### Stated problem
Copy out every line of the data exactly.

━━ Extracted data

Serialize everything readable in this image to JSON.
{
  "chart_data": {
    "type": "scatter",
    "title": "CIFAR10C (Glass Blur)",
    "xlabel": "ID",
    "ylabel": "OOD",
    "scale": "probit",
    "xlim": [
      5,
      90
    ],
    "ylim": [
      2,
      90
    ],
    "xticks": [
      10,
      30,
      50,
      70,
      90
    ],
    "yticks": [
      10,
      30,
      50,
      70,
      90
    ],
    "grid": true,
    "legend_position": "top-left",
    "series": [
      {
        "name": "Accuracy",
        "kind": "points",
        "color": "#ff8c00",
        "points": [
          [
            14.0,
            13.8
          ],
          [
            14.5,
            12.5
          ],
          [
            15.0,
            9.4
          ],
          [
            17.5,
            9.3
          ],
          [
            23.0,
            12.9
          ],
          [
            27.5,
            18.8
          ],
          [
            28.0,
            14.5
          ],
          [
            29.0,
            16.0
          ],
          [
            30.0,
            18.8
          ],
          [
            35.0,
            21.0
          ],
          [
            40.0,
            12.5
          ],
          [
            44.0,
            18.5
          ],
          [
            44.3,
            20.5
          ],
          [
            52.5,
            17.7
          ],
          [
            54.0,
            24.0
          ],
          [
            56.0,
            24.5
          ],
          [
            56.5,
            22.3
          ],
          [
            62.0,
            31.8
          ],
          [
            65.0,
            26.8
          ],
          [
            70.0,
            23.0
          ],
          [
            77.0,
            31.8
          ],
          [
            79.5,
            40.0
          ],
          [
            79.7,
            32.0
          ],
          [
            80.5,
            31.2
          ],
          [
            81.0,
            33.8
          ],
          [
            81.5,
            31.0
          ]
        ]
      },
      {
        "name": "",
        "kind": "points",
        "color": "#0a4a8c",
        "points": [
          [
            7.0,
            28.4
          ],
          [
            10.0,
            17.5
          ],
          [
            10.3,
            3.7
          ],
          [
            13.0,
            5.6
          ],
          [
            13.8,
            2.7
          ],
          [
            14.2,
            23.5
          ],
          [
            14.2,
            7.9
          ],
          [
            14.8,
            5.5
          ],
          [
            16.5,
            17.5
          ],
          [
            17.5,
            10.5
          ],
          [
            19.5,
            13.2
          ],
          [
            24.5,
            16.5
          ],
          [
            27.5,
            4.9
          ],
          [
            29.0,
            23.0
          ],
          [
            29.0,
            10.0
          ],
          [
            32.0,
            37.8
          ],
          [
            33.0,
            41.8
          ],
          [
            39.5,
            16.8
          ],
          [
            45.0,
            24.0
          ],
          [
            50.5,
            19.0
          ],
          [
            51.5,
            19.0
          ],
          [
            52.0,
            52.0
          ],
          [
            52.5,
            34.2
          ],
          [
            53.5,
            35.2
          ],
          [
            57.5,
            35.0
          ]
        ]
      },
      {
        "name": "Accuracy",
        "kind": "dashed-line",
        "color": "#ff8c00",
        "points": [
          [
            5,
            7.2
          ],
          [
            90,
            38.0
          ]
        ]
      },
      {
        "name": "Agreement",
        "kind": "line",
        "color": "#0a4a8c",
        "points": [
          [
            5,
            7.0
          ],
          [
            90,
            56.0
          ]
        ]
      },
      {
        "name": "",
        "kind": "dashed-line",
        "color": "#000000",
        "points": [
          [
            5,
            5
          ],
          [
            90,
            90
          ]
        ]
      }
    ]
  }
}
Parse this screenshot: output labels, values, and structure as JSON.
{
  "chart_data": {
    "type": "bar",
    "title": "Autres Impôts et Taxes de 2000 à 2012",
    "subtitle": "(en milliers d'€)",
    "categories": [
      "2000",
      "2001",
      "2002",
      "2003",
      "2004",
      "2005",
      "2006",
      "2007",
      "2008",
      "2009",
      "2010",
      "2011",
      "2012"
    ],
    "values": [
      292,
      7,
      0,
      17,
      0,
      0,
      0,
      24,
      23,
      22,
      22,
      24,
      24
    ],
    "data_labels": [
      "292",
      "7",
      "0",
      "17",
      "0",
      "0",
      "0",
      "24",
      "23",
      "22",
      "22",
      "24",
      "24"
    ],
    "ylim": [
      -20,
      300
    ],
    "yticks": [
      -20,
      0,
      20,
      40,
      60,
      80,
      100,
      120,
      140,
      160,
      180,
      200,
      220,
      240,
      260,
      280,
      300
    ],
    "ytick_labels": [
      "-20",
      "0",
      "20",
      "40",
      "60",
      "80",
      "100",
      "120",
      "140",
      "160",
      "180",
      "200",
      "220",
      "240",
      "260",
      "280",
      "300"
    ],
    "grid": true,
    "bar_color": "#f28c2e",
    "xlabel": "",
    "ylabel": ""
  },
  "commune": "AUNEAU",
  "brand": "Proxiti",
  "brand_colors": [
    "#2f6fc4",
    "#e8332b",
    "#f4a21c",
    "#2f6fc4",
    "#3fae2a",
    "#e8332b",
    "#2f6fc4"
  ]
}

━━━━

### Response for this exercise
Serialize everything readable in this image to JSON.
{
  "chart_data": {
    "type": "scatter",
    "title": "CIFAR10C (Glass Blur)",
    "xlabel": "ID",
    "ylabel": "OOD",
    "scale": "probit",
    "xlim": [
      5,
      90
    ],
    "ylim": [
      2,
      90
    ],
    "xticks": [
      10,
      30,
      50,
      70,
      90
    ],
    "yticks": [
      10,
      30,
      50,
      70,
      90
    ],
    "grid": true,
    "legend_position": "top-left",
    "series": [
      {
        "name": "Accuracy",
        "kind": "points",
        "color": "#ff8c00",
        "points": [
          [
            14.0,
            13.8
          ],
          [
            14.5,
            12.5
          ],
          [
            15.0,
            9.4
          ],
          [
            17.5,
            9.3
          ],
          [
            23.0,
            12.9
          ],
          [
            27.5,
            18.8
          ],
          [
            28.0,
            14.5
          ],
          [
            29.0,
            16.0
          ],
          [
            30.0,
            18.8
          ],
          [
            35.0,
            21.0
          ],
          [
            40.0,
            12.5
          ],
          [
            44.0,
            18.5
          ],
          [
            44.3,
            20.5
          ],
          [
            52.5,
            17.7
          ],
          [
            54.0,
            24.0
          ],
          [
            56.0,
            24.5
          ],
          [
            56.5,
            22.3
          ],
          [
            62.0,
            31.8
          ],
          [
            65.0,
            26.8
          ],
          [
            70.0,
            23.0
          ],
          [
            77.0,
            31.8
          ],
          [
            79.5,
            40.0
          ],
          [
            79.7,
            32.0
          ],
          [
            80.5,
            31.2
          ],
          [
            81.0,
            33.8
          ],
          [
            81.5,
            31.0
          ]
        ]
      },
      {
        "name": "",
        "kind": "points",
        "color": "#0a4a8c",
        "points": [
          [
            7.0,
            28.4
          ],
          [
            10.0,
            17.5
          ],
          [
            10.3,
            3.7
          ],
          [
            13.0,
            5.6
          ],
          [
            13.8,
            2.7
          ],
          [
            14.2,
            23.5
          ],
          [
            14.2,
            7.9
          ],
          [
            14.8,
            5.5
          ],
          [
            16.5,
            17.5
          ],
          [
            17.5,
            10.5
          ],
          [
            19.5,
            13.2
          ],
          [
            24.5,
            16.5
          ],
          [
            27.5,
            4.9
          ],
          [
            29.0,
            23.0
          ],
          [
            29.0,
            10.0
          ],
          [
            32.0,
            37.8
          ],
          [
            33.0,
            41.8
          ],
          [
            39.5,
            16.8
          ],
          [
            45.0,
            24.0
          ],
          [
            50.5,
            19.0
          ],
          [
            51.5,
            19.0
          ],
          [
            52.0,
            52.0
          ],
          [
            52.5,
            34.2
          ],
          [
            53.5,
            35.2
          ],
          [
            57.5,
            35.0
          ]
        ]
      },
      {
        "name": "Accuracy",
        "kind": "dashed-line",
        "color": "#ff8c00",
        "points": [
          [
            5,
            7.2
          ],
          [
            90,
            38.0
          ]
        ]
      },
      {
        "name": "Agreement",
        "kind": "line",
        "color": "#0a4a8c",
        "points": [
          [
            5,
            7.0
          ],
          [
            90,
            56.0
          ]
        ]
      },
      {
        "name": "",
        "kind": "dashed-line",
        "color": "#000000",
        "points": [
          [
            5,
            5
          ],
          [
            90,
            90
          ]
        ]
      }
    ]
  }
}
Parse this screenshot: output labels, values, and structure as JSON.
{
  "chart_data": {
    "type": "bar",
    "title": "Autres Impôts et Taxes de 2000 à 2012",
    "subtitle": "(en milliers d'€)",
    "categories": [
      "2000",
      "2001",
      "2002",
      "2003",
      "2004",
      "2005",
      "2006",
      "2007",
      "2008",
      "2009",
      "2010",
      "2011",
      "2012"
    ],
    "values": [
      292,
      7,
      0,
      17,
      0,
      0,
      0,
      24,
      23,
      22,
      22,
      24,
      24
    ],
    "data_labels": [
      "292",
      "7",
      "0",
      "17",
      "0",
      "0",
      "0",
      "24",
      "23",
      "22",
      "22",
      "24",
      "24"
    ],
    "ylim": [
      -20,
      300
    ],
    "yticks": [
      -20,
      0,
      20,
      40,
      60,
      80,
      100,
      120,
      140,
      160,
      180,
      200,
      220,
      240,
      260,
      280,
      300
    ],
    "ytick_labels": [
      "-20",
      "0",
      "20",
      "40",
      "60",
      "80",
      "100",
      "120",
      "140",
      "160",
      "180",
      "200",
      "220",
      "240",
      "260",
      "280",
      "300"
    ],
    "grid": true,
    "bar_color": "#f28c2e",
    "xlabel": "",
    "ylabel": ""
  },
  "commune": "AUNEAU",
  "brand": "Proxiti",
  "brand_colors": [
    "#2f6fc4",
    "#e8332b",
    "#f4a21c",
    "#2f6fc4",
    "#3fae2a",
    "#e8332b",
    "#2f6fc4"
  ]
}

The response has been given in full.